GIVEN EXERCISE 1:
In the fitness machine excerpt, what do the photoelectric sensors provide?

=== GIVEN TEXT ===

The photoelectric sensors are attached to the exterior tracks of
the track assembly at opposing ends thereof and are in
communication with the control system, such that the control system
alters the angular orientation of the bench rest assembly based on
feedback from the photoelectric sensors. The photoelectric sensors
provide a repetition time measurement.
The heart rate monitor may be attached to a belt, which is secured
to the bench rest assembly and which is positioned about the chest
of the user. The heart rate monitor is in communication with the
control system, such that the control system alters the angular
orientation of the bench rest assembly based on feedback from the
heart rate monitor.
The fitness machine may also be provided with a counterweight
pulley system. The pulley system supports the bench rest assembly
and is attached to the track assembly between the interior tracks.
The pulley system has a counterweight with a weight approximating
the weight of the bench rest assembly to counterbalance the weight
of the bench rest assembly.
BRIEF DESCRIPTION OF THE DRAWINGS
A full and detailed description of the present fitness machine is
provided herein, with reference to the appended drawings, in
which:
FIG. 1 is a perspective view of an assembled fitness machine,
according to the present disclosure;
FIG. 2 is a perspective view of a base frame for the fitness
machine of FIG. 1;
FIG. 3 is a perspective view of a track assembly for the fitness
machine of FIG. 1;
FIG. 4A is a perspective view of a bench rest assembly for the
fitness machine of FIG. 1;
FIG. 4B is an exploded view of the bench rest assembly of FIG.

=== INPUT ===

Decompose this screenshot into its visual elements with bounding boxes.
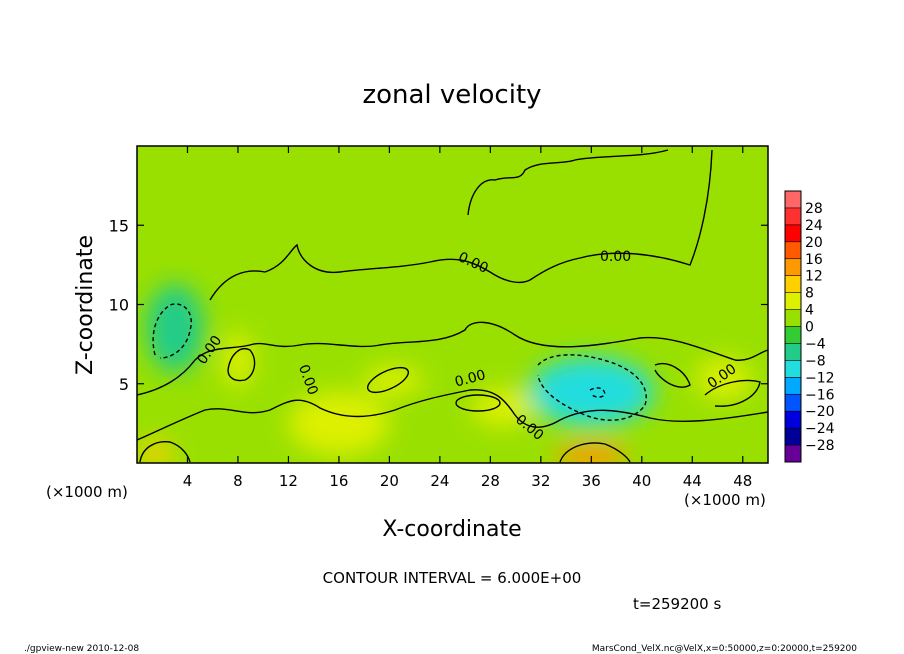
heatmap-blob (696, 358, 752, 400)
heatmap-blob (528, 356, 655, 427)
heatmap-blob (555, 443, 627, 463)
colorbar-swatch (785, 411, 801, 429)
zero-contour-upper (209, 149, 713, 301)
contour-label: 0.00 (600, 249, 631, 265)
colorbar-swatch (785, 292, 801, 311)
x-tick-label: 24 (430, 472, 449, 490)
contour-interval: CONTOUR INTERVAL = 6.000E+00 (323, 569, 582, 587)
x-tick-label: 20 (380, 472, 399, 490)
heatmap-blob (471, 388, 535, 427)
zero-contour-main (137, 321, 768, 396)
colorbar-label: −4 (805, 336, 826, 352)
colorbar-label: −24 (805, 421, 835, 437)
contour-label: 0.00 (453, 367, 487, 391)
heatmap-background (137, 146, 768, 463)
colorbar-swatch (785, 428, 801, 446)
x-axis-unit-left: (×1000 m) (46, 483, 128, 501)
contour-lines (137, 149, 768, 463)
colorbar-swatch (785, 343, 801, 361)
time-label: t=259200 s (633, 595, 721, 613)
heatmap-field: 0.00 0.00 0.00 0.00 0.00 0.00 0.00 (137, 146, 768, 463)
negative-contour-left (152, 303, 192, 359)
colorbar-swatch (785, 241, 801, 260)
x-axis: 4 8 12 16 20 24 28 32 36 40 44 48 (183, 146, 752, 490)
colorbar-label: 16 (805, 252, 823, 268)
heatmap-blob (139, 440, 173, 463)
colorbar-label: 0 (805, 320, 814, 336)
x-tick-label: 48 (733, 472, 752, 490)
x-tick-label: 40 (632, 472, 651, 490)
footer-left: ./gpview-new 2010-12-08 (24, 644, 139, 654)
colorbar-label: 4 (805, 303, 814, 319)
colorbar-label: 12 (805, 269, 823, 285)
zero-contour-bottom-left (139, 441, 191, 463)
y-axis-label: Z-coordinate (73, 235, 98, 375)
colorbar-swatch (785, 445, 801, 463)
footer-right: MarsCond_VelX.nc@VelX,x=0:50000,z=0:2000… (592, 644, 857, 654)
x-tick-label: 16 (329, 472, 348, 490)
x-tick-label: 8 (233, 472, 243, 490)
x-tick-label: 36 (582, 472, 601, 490)
negative-contour-inner (589, 387, 606, 398)
colorbar-swatch (785, 326, 801, 344)
colorbar-label: −16 (805, 387, 835, 403)
colorbar-label: 20 (805, 235, 823, 251)
zero-contour-bottom-mid (559, 442, 631, 463)
contour-right-loop (654, 363, 691, 388)
x-axis-unit-right: (×1000 m) (684, 491, 766, 509)
colorbar-label: −28 (805, 438, 835, 454)
colorbar-label: 28 (805, 201, 823, 217)
colorbar-swatch (785, 207, 801, 226)
colorbar-swatch (785, 360, 801, 378)
zero-contour-top (467, 149, 669, 216)
colorbar-swatch (785, 275, 801, 294)
colorbar-swatch (785, 258, 801, 277)
y-tick-label: 5 (119, 375, 129, 394)
colorbar-label: 8 (805, 286, 814, 302)
colorbar-swatch (785, 224, 801, 243)
negative-contour-center (537, 354, 647, 421)
colorbar-label: −12 (805, 370, 835, 386)
contour-left-loop (227, 348, 256, 382)
contour-loop-1 (367, 366, 409, 394)
colorbar-swatch (785, 394, 801, 412)
zero-contour-lower (137, 389, 768, 441)
x-axis-label: X-coordinate (382, 517, 521, 542)
heatmap-blob (145, 283, 204, 373)
x-tick-label: 44 (683, 472, 702, 490)
x-tick-label: 32 (531, 472, 550, 490)
colorbar-swatch (785, 191, 801, 209)
x-tick-label: 12 (279, 472, 298, 490)
colorbar-label: −20 (805, 404, 835, 420)
y-tick-label: 15 (109, 216, 129, 235)
x-tick-label: 28 (481, 472, 500, 490)
y-tick-label: 10 (109, 296, 129, 315)
colorbar-label: 24 (805, 218, 823, 234)
contour-right-loop-2 (704, 379, 761, 407)
y-axis: 5 10 15 (109, 216, 768, 394)
contour-loop-2 (455, 394, 501, 412)
heatmap-blob (288, 391, 390, 456)
colorbar-swatch (785, 377, 801, 395)
chart-title: zonal velocity (362, 80, 541, 110)
colorbar-swatch (785, 309, 801, 327)
x-tick-label: 4 (183, 472, 193, 490)
colorbar-label: −8 (805, 353, 826, 369)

===

GIVEN EXERCISE 2:
Arrange the lines of the entries from the line with "heatmap-blob (696, 358, 752, 400)" through the line with "heatmap-blob (471, 388, 535, 427)", both included, as a Markdown table with the columns Row and Line, leaving out blank lines.

EXERCISE SOLUTION 1:
A repetition time measurement.

EXERCISE SOLUTION 2:
| Row | Line |
|---|---|
| 1 | heatmap-blob (696, 358, 752, 400) |
| 2 | heatmap-blob (528, 356, 655, 427) |
| 3 | heatmap-blob (555, 443, 627, 463) |
| 4 | colorbar-swatch (785, 411, 801, 429) |
| 5 | zero-contour-upper (209, 149, 713, 301) |
| 6 | contour-label: 0.00 (600, 249, 631, 265) |
| 7 | colorbar-swatch (785, 292, 801, 311) |
| 8 | x-tick-label: 24 (430, 472, 449, 490) |
| 9 | contour-interval: CONTOUR INTERVAL = 6.000E+00 (323, 569, 582, 587) |
| 10 | x-tick-label: 20 (380, 472, 399, 490) |
| 11 | heatmap-blob (471, 388, 535, 427) |